■ **What to produce**:
Using the listing below, please gather every line containing the word "belly".

* BEGIN Entries supplied *

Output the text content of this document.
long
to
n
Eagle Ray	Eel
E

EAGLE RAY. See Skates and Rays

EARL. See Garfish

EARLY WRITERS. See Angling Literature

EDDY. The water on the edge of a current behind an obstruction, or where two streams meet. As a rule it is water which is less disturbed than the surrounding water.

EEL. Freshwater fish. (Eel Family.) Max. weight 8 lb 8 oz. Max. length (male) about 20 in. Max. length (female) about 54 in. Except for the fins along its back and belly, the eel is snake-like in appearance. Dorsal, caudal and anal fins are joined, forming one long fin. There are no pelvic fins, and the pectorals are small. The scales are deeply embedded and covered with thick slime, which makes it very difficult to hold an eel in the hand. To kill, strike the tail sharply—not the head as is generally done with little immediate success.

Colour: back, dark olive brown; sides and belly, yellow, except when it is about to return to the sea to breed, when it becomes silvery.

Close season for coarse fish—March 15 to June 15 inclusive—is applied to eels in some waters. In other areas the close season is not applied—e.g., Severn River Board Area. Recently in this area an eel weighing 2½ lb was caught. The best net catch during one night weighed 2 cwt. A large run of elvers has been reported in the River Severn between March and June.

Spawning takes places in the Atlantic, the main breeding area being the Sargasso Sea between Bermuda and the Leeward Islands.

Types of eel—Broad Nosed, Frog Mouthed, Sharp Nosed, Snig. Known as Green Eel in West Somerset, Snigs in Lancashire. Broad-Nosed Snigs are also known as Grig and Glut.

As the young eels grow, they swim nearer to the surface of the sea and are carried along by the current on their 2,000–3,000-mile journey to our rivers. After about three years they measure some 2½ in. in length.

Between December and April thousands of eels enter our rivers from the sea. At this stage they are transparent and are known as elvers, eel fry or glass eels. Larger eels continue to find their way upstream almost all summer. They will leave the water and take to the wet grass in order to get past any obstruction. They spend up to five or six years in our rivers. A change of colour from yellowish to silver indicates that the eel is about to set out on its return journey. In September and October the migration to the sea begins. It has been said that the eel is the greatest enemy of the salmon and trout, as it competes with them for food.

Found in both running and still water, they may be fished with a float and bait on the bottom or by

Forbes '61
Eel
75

* END Entries supplied *

■ **Task result**:
EEL. Freshwater fish. (Eel Family.) Max. weight 8 lb 8 oz. Max. length (male) about 20 in. Max. length (female) about 54 in. Except for the fins along its back and belly, the eel is snake-like in appearance. Dorsal, caudal and anal fins are joined, forming one long fin. There are no pelvic fins, and the pectorals are small. The scales are deeply embedded and covered with thick slime, which makes it very difficult to hold an eel in the hand. To kill, strike the tail sharply—not the head as is generally done with little immediate success.
Colour: back, dark olive brown; sides and belly, yellow, except when it is about to return to the sea to breed, when it becomes silvery.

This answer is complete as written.